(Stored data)
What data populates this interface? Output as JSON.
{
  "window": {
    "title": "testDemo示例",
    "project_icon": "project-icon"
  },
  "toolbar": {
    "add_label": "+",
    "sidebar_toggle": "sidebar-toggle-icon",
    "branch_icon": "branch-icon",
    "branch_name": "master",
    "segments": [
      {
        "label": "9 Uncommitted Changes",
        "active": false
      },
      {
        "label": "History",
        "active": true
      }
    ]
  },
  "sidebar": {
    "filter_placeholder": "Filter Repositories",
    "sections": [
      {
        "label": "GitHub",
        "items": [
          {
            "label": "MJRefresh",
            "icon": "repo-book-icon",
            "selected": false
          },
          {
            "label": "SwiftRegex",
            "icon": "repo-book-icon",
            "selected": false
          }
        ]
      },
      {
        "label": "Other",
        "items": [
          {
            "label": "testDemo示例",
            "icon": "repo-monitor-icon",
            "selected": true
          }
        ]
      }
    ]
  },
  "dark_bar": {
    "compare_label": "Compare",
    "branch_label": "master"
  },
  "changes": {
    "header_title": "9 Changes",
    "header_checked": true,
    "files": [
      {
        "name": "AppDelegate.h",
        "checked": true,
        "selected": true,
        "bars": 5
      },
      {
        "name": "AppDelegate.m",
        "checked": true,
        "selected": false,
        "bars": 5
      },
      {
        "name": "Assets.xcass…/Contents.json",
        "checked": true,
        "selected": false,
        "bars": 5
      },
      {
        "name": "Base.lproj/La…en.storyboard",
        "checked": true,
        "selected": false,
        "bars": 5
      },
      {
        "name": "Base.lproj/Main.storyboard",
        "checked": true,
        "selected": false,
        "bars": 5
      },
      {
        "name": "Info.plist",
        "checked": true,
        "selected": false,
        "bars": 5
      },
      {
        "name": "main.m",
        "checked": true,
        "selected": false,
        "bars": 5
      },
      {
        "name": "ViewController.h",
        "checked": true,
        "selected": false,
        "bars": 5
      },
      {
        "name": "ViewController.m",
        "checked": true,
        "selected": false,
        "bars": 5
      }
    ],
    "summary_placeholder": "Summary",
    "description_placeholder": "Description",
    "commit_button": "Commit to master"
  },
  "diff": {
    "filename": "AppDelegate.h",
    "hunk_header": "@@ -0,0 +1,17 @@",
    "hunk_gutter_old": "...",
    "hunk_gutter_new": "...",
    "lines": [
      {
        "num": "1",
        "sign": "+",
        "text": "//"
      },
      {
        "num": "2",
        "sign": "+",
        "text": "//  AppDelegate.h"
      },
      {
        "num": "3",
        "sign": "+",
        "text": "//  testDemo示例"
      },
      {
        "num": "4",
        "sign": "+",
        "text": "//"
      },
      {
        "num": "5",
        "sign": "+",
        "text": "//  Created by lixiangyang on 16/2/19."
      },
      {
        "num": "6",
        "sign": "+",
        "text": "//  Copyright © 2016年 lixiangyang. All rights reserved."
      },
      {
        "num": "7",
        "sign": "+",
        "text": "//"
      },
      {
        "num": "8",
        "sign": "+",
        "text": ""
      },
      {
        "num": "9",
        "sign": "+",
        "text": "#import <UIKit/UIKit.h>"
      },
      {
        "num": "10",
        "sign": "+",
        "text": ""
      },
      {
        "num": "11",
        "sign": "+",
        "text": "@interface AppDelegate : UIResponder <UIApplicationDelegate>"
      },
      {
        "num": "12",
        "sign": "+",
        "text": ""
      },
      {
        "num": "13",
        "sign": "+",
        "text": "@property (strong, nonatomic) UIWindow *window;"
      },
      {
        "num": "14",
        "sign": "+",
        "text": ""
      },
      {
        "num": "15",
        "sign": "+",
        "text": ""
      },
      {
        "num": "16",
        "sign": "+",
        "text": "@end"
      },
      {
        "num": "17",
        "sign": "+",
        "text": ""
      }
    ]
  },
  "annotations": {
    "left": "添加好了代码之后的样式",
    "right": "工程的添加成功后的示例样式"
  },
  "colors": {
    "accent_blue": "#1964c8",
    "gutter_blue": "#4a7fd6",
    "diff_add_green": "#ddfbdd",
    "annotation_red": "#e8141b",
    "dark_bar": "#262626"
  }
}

Stated exercise: All of the entries above should be written out again exactly.

Answer below:
What data populates this interface? Output as JSON.
{
  "window": {
    "title": "testDemo示例",
    "project_icon": "project-icon"
  },
  "toolbar": {
    "add_label": "+",
    "sidebar_toggle": "sidebar-toggle-icon",
    "branch_icon": "branch-icon",
    "branch_name": "master",
    "segments": [
      {
        "label": "9 Uncommitted Changes",
        "active": false
      },
      {
        "label": "History",
        "active": true
      }
    ]
  },
  "sidebar": {
    "filter_placeholder": "Filter Repositories",
    "sections": [
      {
        "label": "GitHub",
        "items": [
          {
            "label": "MJRefresh",
            "icon": "repo-book-icon",
            "selected": false
          },
          {
            "label": "SwiftRegex",
            "icon": "repo-book-icon",
            "selected": false
          }
        ]
      },
      {
        "label": "Other",
        "items": [
          {
            "label": "testDemo示例",
            "icon": "repo-monitor-icon",
            "selected": true
          }
        ]
      }
    ]
  },
  "dark_bar": {
    "compare_label": "Compare",
    "branch_label": "master"
  },
  "changes": {
    "header_title": "9 Changes",
    "header_checked": true,
    "files": [
      {
        "name": "AppDelegate.h",
        "checked": true,
        "selected": true,
        "bars": 5
      },
      {
        "name": "AppDelegate.m",
        "checked": true,
        "selected": false,
        "bars": 5
      },
      {
        "name": "Assets.xcass…/Contents.json",
        "checked": true,
        "selected": false,
        "bars": 5
      },
      {
        "name": "Base.lproj/La…en.storyboard",
        "checked": true,
        "selected": false,
        "bars": 5
      },
      {
        "name": "Base.lproj/Main.storyboard",
        "checked": true,
        "selected": false,
        "bars": 5
      },
      {
        "name": "Info.plist",
        "checked": true,
        "selected": false,
        "bars": 5
      },
      {
        "name": "main.m",
        "checked": true,
        "selected": false,
        "bars": 5
      },
      {
        "name": "ViewController.h",
        "checked": true,
        "selected": false,
        "bars": 5
      },
      {
        "name": "ViewController.m",
        "checked": true,
        "selected": false,
        "bars": 5
      }
    ],
    "summary_placeholder": "Summary",
    "description_placeholder": "Description",
    "commit_button": "Commit to master"
  },
  "diff": {
    "filename": "AppDelegate.h",
    "hunk_header": "@@ -0,0 +1,17 @@",
    "hunk_gutter_old": "...",
    "hunk_gutter_new": "...",
    "lines": [
      {
        "num": "1",
        "sign": "+",
        "text": "//"
      },
      {
        "num": "2",
        "sign": "+",
        "text": "//  AppDelegate.h"
      },
      {
        "num": "3",
        "sign": "+",
        "text": "//  testDemo示例"
      },
      {
        "num": "4",
        "sign": "+",
        "text": "//"
      },
      {
        "num": "5",
        "sign": "+",
        "text": "//  Created by lixiangyang on 16/2/19."
      },
      {
        "num": "6",
        "sign": "+",
        "text": "//  Copyright © 2016年 lixiangyang. All rights reserved."
      },
      {
        "num": "7",
        "sign": "+",
        "text": "//"
      },
      {
        "num": "8",
        "sign": "+",
        "text": ""
      },
      {
        "num": "9",
        "sign": "+",
        "text": "#import <UIKit/UIKit.h>"
      },
      {
        "num": "10",
        "sign": "+",
        "text": ""
      },
      {
        "num": "11",
        "sign": "+",
        "text": "@interface AppDelegate : UIResponder <UIApplicationDelegate>"
      },
      {
        "num": "12",
        "sign": "+",
        "text": ""
      },
      {
        "num": "13",
        "sign": "+",
        "text": "@property (strong, nonatomic) UIWindow *window;"
      },
      {
        "num": "14",
        "sign": "+",
        "text": ""
      },
      {
        "num": "15",
        "sign": "+",
        "text": ""
      },
      {
        "num": "16",
        "sign": "+",
        "text": "@end"
      },
      {
        "num": "17",
        "sign": "+",
        "text": ""
      }
    ]
  },
  "annotations": {
    "left": "添加好了代码之后的样式",
    "right": "工程的添加成功后的示例样式"
  },
  "colors": {
    "accent_blue": "#1964c8",
    "gutter_blue": "#4a7fd6",
    "diff_add_green": "#ddfbdd",
    "annotation_red": "#e8141b",
    "dark_bar": "#262626"
  }
}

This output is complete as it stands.